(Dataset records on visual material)
* * * * *

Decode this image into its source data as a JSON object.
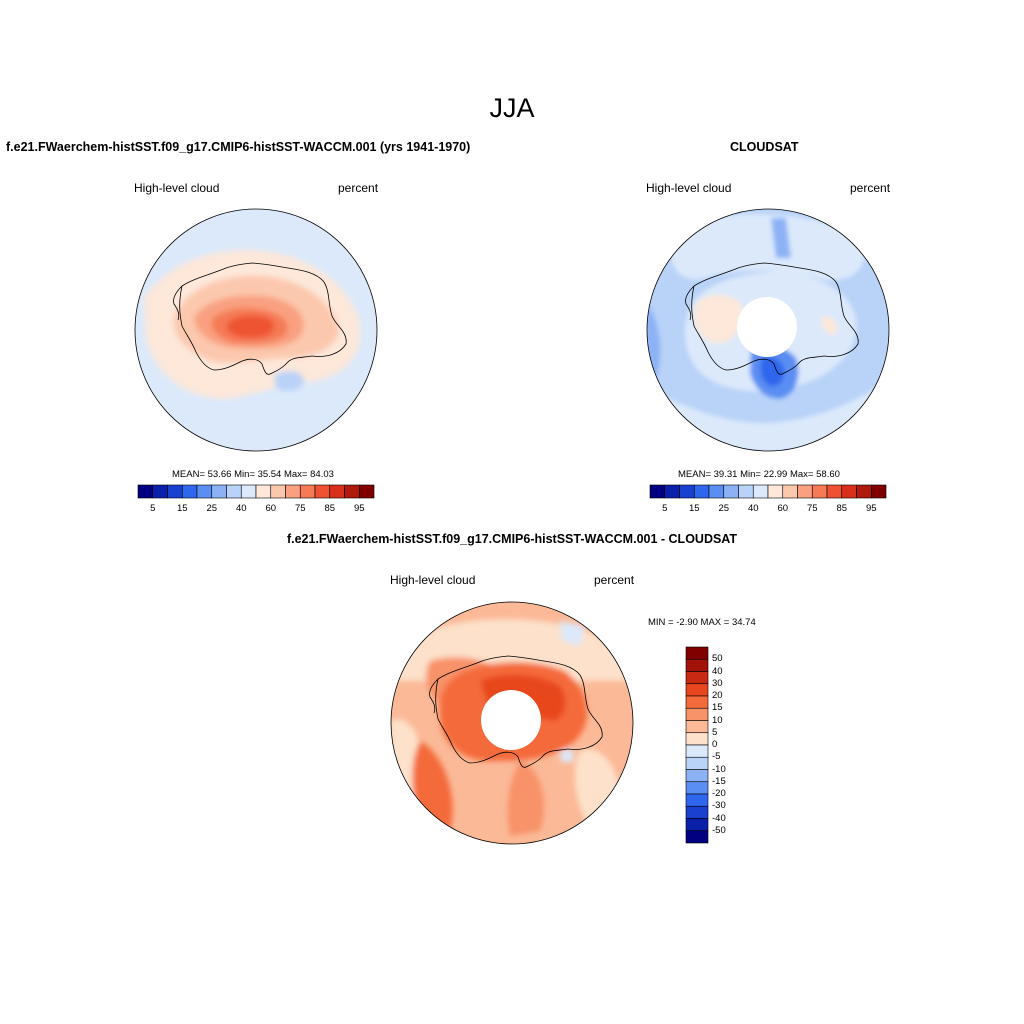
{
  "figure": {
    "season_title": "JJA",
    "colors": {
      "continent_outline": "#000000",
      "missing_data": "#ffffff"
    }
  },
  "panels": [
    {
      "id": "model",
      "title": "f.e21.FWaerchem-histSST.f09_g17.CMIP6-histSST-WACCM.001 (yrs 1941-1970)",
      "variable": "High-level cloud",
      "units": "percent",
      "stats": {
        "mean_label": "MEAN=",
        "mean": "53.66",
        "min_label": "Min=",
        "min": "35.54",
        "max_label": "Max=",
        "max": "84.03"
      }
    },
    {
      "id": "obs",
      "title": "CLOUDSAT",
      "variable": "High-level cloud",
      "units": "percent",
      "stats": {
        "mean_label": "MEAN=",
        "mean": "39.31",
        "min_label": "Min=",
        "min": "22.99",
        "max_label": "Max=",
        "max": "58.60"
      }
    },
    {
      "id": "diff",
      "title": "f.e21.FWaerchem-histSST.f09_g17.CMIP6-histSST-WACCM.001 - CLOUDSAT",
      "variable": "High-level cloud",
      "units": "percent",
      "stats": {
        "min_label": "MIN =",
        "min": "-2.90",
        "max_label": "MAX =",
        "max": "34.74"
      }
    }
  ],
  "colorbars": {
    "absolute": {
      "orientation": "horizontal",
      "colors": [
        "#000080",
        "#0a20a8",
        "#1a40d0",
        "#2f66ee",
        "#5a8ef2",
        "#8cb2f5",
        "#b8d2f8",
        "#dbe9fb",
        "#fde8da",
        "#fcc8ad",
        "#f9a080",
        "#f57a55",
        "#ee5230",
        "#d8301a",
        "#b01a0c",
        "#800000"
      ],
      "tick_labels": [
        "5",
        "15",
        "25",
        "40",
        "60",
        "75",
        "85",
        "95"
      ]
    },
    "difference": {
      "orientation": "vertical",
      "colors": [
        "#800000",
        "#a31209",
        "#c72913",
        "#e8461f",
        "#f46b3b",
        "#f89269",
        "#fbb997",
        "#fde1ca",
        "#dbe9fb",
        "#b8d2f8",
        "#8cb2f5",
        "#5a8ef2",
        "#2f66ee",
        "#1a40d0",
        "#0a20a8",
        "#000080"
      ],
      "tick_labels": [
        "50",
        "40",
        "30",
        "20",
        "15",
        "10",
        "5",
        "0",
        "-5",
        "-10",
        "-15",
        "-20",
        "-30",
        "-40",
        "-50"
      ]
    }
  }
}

* * * * *

Copy down every line of the entries containing the word "histSST".

      "title": "f.e21.FWaerchem-histSST.f09_g17.CMIP6-histSST-WACCM.001 (yrs 1941-1970)",
      "title": "f.e21.FWaerchem-histSST.f09_g17.CMIP6-histSST-WACCM.001 - CLOUDSAT",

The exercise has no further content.